---------- Dataset extract
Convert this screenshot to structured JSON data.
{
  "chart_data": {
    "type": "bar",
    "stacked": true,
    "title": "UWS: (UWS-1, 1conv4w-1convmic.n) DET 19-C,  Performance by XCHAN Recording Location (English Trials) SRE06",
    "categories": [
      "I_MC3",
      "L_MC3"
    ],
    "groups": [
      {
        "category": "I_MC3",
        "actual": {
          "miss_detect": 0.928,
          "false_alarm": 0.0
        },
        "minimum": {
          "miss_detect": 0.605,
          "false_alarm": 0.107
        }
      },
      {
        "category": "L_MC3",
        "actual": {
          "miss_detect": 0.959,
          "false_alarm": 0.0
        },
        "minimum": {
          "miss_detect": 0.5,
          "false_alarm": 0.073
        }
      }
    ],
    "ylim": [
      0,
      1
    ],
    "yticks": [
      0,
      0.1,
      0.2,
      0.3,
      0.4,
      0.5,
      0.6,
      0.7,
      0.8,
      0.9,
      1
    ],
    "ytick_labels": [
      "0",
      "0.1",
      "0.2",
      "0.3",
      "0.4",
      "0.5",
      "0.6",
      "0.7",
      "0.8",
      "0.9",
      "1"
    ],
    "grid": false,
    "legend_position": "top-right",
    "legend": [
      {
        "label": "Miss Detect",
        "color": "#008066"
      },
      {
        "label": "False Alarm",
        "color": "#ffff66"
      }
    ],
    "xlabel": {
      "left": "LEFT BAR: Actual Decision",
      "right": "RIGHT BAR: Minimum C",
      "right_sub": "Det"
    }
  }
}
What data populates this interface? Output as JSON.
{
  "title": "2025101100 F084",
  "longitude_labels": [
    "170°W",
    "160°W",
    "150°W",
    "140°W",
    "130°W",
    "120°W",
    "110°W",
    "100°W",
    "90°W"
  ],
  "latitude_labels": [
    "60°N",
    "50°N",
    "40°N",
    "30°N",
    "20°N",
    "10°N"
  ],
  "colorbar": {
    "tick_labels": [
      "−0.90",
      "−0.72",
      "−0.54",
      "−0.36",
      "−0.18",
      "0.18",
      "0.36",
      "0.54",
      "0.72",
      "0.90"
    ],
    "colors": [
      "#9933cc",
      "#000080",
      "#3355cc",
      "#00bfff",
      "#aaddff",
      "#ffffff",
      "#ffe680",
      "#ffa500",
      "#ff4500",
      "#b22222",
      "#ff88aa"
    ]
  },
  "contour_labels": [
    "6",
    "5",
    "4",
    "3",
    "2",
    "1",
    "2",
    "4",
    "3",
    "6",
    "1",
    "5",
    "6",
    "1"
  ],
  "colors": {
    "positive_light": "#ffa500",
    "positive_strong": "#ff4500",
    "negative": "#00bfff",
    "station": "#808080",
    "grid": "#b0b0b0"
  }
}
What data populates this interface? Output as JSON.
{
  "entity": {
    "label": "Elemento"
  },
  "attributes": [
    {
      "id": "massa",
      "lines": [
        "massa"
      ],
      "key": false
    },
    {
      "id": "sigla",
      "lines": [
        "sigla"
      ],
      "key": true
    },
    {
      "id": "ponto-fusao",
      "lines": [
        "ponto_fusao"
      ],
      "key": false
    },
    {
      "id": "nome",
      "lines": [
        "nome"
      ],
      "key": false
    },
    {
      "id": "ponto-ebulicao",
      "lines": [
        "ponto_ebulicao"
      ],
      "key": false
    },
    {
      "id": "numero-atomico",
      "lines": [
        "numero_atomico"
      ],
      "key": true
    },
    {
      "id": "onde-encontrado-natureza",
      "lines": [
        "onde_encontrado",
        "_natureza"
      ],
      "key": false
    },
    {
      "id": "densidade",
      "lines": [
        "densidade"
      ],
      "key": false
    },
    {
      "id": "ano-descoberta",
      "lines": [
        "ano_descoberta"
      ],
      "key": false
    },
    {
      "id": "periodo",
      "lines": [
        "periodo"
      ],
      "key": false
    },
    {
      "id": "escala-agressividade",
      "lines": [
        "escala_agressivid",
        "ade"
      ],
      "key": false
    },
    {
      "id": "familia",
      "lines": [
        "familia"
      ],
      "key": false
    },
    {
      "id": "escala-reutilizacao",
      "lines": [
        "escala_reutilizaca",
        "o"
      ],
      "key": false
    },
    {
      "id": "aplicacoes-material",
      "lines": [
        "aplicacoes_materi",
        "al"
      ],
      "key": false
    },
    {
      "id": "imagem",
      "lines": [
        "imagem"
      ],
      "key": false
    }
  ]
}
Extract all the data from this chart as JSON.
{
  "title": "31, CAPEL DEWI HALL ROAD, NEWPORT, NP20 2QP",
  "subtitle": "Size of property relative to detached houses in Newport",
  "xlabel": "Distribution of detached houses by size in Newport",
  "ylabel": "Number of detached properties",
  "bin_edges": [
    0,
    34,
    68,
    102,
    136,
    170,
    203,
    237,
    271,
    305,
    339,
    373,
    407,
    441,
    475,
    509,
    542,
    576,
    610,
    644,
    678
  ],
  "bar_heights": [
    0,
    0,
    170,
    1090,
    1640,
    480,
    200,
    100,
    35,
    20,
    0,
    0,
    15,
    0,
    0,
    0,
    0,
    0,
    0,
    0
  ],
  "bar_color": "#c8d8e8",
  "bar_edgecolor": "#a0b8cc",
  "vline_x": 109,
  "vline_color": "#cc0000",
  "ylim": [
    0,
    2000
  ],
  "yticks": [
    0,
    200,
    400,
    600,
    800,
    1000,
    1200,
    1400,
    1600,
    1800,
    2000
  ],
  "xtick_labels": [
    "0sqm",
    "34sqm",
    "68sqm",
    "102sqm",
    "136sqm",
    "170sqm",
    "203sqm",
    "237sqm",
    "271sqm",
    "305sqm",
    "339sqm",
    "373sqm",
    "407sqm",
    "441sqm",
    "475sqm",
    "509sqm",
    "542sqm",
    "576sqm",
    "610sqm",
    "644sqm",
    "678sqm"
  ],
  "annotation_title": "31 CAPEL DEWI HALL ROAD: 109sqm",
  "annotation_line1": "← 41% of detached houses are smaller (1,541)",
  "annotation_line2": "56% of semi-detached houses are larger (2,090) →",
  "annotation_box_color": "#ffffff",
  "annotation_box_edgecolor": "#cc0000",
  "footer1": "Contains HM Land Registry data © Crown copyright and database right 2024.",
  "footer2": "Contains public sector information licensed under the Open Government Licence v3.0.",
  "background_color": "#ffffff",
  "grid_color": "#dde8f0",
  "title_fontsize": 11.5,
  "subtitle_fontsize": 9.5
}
--------------------
Recite the full listing above exactly.

Convert this screenshot to structured JSON data.
{
  "chart_data": {
    "type": "bar",
    "stacked": true,
    "title": "UWS: (UWS-1, 1conv4w-1convmic.n) DET 19-C,  Performance by XCHAN Recording Location (English Trials) SRE06",
    "categories": [
      "I_MC3",
      "L_MC3"
    ],
    "groups": [
      {
        "category": "I_MC3",
        "actual": {
          "miss_detect": 0.928,
          "false_alarm": 0.0
        },
        "minimum": {
          "miss_detect": 0.605,
          "false_alarm": 0.107
        }
      },
      {
        "category": "L_MC3",
        "actual": {
          "miss_detect": 0.959,
          "false_alarm": 0.0
        },
        "minimum": {
          "miss_detect": 0.5,
          "false_alarm": 0.073
        }
      }
    ],
    "ylim": [
      0,
      1
    ],
    "yticks": [
      0,
      0.1,
      0.2,
      0.3,
      0.4,
      0.5,
      0.6,
      0.7,
      0.8,
      0.9,
      1
    ],
    "ytick_labels": [
      "0",
      "0.1",
      "0.2",
      "0.3",
      "0.4",
      "0.5",
      "0.6",
      "0.7",
      "0.8",
      "0.9",
      "1"
    ],
    "grid": false,
    "legend_position": "top-right",
    "legend": [
      {
        "label": "Miss Detect",
        "color": "#008066"
      },
      {
        "label": "False Alarm",
        "color": "#ffff66"
      }
    ],
    "xlabel": {
      "left": "LEFT BAR: Actual Decision",
      "right": "RIGHT BAR: Minimum C",
      "right_sub": "Det"
    }
  }
}
What data populates this interface? Output as JSON.
{
  "title": "2025101100 F084",
  "longitude_labels": [
    "170°W",
    "160°W",
    "150°W",
    "140°W",
    "130°W",
    "120°W",
    "110°W",
    "100°W",
    "90°W"
  ],
  "latitude_labels": [
    "60°N",
    "50°N",
    "40°N",
    "30°N",
    "20°N",
    "10°N"
  ],
  "colorbar": {
    "tick_labels": [
      "−0.90",
      "−0.72",
      "−0.54",
      "−0.36",
      "−0.18",
      "0.18",
      "0.36",
      "0.54",
      "0.72",
      "0.90"
    ],
    "colors": [
      "#9933cc",
      "#000080",
      "#3355cc",
      "#00bfff",
      "#aaddff",
      "#ffffff",
      "#ffe680",
      "#ffa500",
      "#ff4500",
      "#b22222",
      "#ff88aa"
    ]
  },
  "contour_labels": [
    "6",
    "5",
    "4",
    "3",
    "2",
    "1",
    "2",
    "4",
    "3",
    "6",
    "1",
    "5",
    "6",
    "1"
  ],
  "colors": {
    "positive_light": "#ffa500",
    "positive_strong": "#ff4500",
    "negative": "#00bfff",
    "station": "#808080",
    "grid": "#b0b0b0"
  }
}
What data populates this interface? Output as JSON.
{
  "entity": {
    "label": "Elemento"
  },
  "attributes": [
    {
      "id": "massa",
      "lines": [
        "massa"
      ],
      "key": false
    },
    {
      "id": "sigla",
      "lines": [
        "sigla"
      ],
      "key": true
    },
    {
      "id": "ponto-fusao",
      "lines": [
        "ponto_fusao"
      ],
      "key": false
    },
    {
      "id": "nome",
      "lines": [
        "nome"
      ],
      "key": false
    },
    {
      "id": "ponto-ebulicao",
      "lines": [
        "ponto_ebulicao"
      ],
      "key": false
    },
    {
      "id": "numero-atomico",
      "lines": [
        "numero_atomico"
      ],
      "key": true
    },
    {
      "id": "onde-encontrado-natureza",
      "lines": [
        "onde_encontrado",
        "_natureza"
      ],
      "key": false
    },
    {
      "id": "densidade",
      "lines": [
        "densidade"
      ],
      "key": false
    },
    {
      "id": "ano-descoberta",
      "lines": [
        "ano_descoberta"
      ],
      "key": false
    },
    {
      "id": "periodo",
      "lines": [
        "periodo"
      ],
      "key": false
    },
    {
      "id": "escala-agressividade",
      "lines": [
        "escala_agressivid",
        "ade"
      ],
      "key": false
    },
    {
      "id": "familia",
      "lines": [
        "familia"
      ],
      "key": false
    },
    {
      "id": "escala-reutilizacao",
      "lines": [
        "escala_reutilizaca",
        "o"
      ],
      "key": false
    },
    {
      "id": "aplicacoes-material",
      "lines": [
        "aplicacoes_materi",
        "al"
      ],
      "key": false
    },
    {
      "id": "imagem",
      "lines": [
        "imagem"
      ],
      "key": false
    }
  ]
}
Extract all the data from this chart as JSON.
{
  "title": "31, CAPEL DEWI HALL ROAD, NEWPORT, NP20 2QP",
  "subtitle": "Size of property relative to detached houses in Newport",
  "xlabel": "Distribution of detached houses by size in Newport",
  "ylabel": "Number of detached properties",
  "bin_edges": [
    0,
    34,
    68,
    102,
    136,
    170,
    203,
    237,
    271,
    305,
    339,
    373,
    407,
    441,
    475,
    509,
    542,
    576,
    610,
    644,
    678
  ],
  "bar_heights": [
    0,
    0,
    170,
    1090,
    1640,
    480,
    200,
    100,
    35,
    20,
    0,
    0,
    15,
    0,
    0,
    0,
    0,
    0,
    0,
    0
  ],
  "bar_color": "#c8d8e8",
  "bar_edgecolor": "#a0b8cc",
  "vline_x": 109,
  "vline_color": "#cc0000",
  "ylim": [
    0,
    2000
  ],
  "yticks": [
    0,
    200,
    400,
    600,
    800,
    1000,
    1200,
    1400,
    1600,
    1800,
    2000
  ],
  "xtick_labels": [
    "0sqm",
    "34sqm",
    "68sqm",
    "102sqm",
    "136sqm",
    "170sqm",
    "203sqm",
    "237sqm",
    "271sqm",
    "305sqm",
    "339sqm",
    "373sqm",
    "407sqm",
    "441sqm",
    "475sqm",
    "509sqm",
    "542sqm",
    "576sqm",
    "610sqm",
    "644sqm",
    "678sqm"
  ],
  "annotation_title": "31 CAPEL DEWI HALL ROAD: 109sqm",
  "annotation_line1": "← 41% of detached houses are smaller (1,541)",
  "annotation_line2": "56% of semi-detached houses are larger (2,090) →",
  "annotation_box_color": "#ffffff",
  "annotation_box_edgecolor": "#cc0000",
  "footer1": "Contains HM Land Registry data © Crown copyright and database right 2024.",
  "footer2": "Contains public sector information licensed under the Open Government Licence v3.0.",
  "background_color": "#ffffff",
  "grid_color": "#dde8f0",
  "title_fontsize": 11.5,
  "subtitle_fontsize": 9.5
}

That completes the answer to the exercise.